Every line below that mentions the word "bataille" should be copied out.

----------

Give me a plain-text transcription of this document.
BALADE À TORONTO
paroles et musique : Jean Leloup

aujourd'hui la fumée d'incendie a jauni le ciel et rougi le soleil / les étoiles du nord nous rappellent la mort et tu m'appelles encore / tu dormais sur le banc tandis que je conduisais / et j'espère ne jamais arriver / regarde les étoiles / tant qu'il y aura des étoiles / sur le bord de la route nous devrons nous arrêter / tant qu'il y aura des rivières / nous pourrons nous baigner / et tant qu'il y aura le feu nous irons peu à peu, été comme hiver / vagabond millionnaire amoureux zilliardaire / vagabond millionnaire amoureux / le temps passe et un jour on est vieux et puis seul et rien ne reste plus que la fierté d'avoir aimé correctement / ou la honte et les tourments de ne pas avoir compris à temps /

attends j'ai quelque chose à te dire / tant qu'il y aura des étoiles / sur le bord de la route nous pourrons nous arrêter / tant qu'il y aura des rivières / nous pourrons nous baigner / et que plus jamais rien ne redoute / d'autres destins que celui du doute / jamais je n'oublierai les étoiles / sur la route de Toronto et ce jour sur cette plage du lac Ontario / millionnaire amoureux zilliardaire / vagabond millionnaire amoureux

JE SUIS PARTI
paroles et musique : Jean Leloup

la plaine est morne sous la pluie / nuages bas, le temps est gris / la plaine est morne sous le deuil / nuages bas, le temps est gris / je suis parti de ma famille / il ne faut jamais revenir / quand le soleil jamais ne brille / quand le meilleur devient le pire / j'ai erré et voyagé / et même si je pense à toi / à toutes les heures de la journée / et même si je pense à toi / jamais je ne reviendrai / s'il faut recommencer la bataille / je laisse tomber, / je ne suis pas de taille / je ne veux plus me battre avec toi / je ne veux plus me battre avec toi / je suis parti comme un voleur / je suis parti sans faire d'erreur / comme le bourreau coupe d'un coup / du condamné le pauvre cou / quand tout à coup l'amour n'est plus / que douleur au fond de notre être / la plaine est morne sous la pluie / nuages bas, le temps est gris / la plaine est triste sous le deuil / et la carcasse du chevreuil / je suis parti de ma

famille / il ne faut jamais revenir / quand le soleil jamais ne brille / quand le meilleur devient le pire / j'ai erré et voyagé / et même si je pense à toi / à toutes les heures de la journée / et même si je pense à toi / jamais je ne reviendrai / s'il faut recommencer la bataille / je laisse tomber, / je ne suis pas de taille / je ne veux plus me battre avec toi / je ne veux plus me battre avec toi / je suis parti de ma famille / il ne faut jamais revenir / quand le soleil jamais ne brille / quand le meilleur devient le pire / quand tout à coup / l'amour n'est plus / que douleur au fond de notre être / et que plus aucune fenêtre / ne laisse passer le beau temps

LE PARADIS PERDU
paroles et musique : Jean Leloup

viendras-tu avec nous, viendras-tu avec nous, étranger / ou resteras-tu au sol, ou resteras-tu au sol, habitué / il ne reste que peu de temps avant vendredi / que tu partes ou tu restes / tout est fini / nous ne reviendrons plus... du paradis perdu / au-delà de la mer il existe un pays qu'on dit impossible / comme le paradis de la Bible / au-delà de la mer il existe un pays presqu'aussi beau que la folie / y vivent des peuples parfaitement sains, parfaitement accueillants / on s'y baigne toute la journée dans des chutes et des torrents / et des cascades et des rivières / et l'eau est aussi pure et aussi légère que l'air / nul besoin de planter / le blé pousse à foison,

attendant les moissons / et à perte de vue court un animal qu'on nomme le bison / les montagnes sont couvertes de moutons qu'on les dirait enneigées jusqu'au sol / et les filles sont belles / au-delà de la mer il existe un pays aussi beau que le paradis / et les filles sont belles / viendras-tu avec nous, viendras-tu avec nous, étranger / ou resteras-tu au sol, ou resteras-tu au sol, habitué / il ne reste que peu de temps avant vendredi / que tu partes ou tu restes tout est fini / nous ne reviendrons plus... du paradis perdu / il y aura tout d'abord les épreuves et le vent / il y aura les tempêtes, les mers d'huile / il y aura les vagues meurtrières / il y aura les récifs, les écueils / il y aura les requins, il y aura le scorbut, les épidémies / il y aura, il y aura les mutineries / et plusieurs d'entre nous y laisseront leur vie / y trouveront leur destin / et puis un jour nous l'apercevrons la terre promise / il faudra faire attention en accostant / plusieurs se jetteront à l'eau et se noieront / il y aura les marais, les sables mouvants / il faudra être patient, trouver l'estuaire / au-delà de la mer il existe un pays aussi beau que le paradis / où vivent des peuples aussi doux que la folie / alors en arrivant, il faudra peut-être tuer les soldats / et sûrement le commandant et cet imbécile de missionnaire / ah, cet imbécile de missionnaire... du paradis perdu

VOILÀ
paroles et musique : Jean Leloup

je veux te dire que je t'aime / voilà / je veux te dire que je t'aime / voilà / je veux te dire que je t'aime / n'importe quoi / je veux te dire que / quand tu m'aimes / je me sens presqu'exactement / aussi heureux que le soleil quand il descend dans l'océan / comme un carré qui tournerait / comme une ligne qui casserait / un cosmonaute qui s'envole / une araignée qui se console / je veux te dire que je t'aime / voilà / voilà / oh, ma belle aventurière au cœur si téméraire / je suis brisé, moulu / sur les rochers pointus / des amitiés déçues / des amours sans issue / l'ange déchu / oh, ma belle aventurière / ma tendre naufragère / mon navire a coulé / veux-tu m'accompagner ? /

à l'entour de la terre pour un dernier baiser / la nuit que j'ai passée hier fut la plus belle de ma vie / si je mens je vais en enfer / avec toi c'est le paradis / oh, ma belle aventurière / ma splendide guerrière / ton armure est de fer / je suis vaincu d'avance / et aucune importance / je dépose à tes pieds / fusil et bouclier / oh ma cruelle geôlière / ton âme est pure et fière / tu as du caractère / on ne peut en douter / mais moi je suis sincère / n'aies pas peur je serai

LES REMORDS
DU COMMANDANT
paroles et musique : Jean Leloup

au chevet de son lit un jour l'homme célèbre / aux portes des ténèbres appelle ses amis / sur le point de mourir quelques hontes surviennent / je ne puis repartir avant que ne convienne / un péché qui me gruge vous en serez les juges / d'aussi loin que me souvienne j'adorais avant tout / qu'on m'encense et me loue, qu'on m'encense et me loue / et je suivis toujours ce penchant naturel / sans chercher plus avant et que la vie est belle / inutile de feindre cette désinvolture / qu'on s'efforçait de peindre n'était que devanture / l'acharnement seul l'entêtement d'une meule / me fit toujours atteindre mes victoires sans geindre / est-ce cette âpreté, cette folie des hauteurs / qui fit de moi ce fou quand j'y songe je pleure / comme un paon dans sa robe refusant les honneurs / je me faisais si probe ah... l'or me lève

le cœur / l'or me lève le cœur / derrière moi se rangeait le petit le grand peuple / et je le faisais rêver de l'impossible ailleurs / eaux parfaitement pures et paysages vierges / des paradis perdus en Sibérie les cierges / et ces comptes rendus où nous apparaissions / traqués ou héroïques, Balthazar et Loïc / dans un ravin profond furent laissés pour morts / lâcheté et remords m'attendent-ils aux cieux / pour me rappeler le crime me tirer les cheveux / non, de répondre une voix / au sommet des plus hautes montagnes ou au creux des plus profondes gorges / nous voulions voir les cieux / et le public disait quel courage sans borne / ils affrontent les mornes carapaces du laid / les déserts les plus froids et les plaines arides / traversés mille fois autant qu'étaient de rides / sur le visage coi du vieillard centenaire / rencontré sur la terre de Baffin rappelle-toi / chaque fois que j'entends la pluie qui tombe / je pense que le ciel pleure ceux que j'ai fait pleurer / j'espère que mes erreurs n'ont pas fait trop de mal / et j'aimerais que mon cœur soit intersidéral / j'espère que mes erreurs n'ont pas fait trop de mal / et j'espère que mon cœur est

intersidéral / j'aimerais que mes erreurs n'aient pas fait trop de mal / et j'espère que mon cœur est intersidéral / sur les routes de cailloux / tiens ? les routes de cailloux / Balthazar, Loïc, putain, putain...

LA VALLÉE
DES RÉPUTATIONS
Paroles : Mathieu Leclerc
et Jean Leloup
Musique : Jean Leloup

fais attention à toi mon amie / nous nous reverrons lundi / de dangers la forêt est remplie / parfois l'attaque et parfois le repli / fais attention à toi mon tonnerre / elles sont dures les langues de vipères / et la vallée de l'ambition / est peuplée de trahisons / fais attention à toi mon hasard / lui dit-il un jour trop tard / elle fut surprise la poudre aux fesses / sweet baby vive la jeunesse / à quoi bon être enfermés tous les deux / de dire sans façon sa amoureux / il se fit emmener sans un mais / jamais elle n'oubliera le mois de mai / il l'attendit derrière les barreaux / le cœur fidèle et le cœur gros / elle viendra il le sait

----------

Expected output —
la plaine est morne sous la pluie / nuages bas, le temps est gris / la plaine est morne sous le deuil / nuages bas, le temps est gris / je suis parti de ma famille / il ne faut jamais revenir / quand le soleil jamais ne brille / quand le meilleur devient le pire / j'ai erré et voyagé / et même si je pense à toi / à toutes les heures de la journée / et même si je pense à toi / jamais je ne reviendrai / s'il faut recommencer la bataille / je laisse tomber, / je ne suis pas de taille / je ne veux plus me battre avec toi / je ne veux plus me battre avec toi / je suis parti comme un voleur / je suis parti sans faire d'erreur / comme le bourreau coupe d'un coup / du condamné le pauvre cou / quand tout à coup l'amour n'est plus / que douleur au fond de notre être / la plaine est morne sous la pluie / nuages bas, le temps est gris / la plaine est triste sous le deuil / et la carcasse du chevreuil / je suis parti de ma
famille / il ne faut jamais revenir / quand le soleil jamais ne brille / quand le meilleur devient le pire / j'ai erré et voyagé / et même si je pense à toi / à toutes les heures de la journée / et même si je pense à toi / jamais je ne reviendrai / s'il faut recommencer la bataille / je laisse tomber, / je ne suis pas de taille / je ne veux plus me battre avec toi / je ne veux plus me battre avec toi / je suis parti de ma famille / il ne faut jamais revenir / quand le soleil jamais ne brille / quand le meilleur devient le pire / quand tout à coup / l'amour n'est plus / que douleur au fond de notre être / et que plus aucune fenêtre / ne laisse passer le beau temps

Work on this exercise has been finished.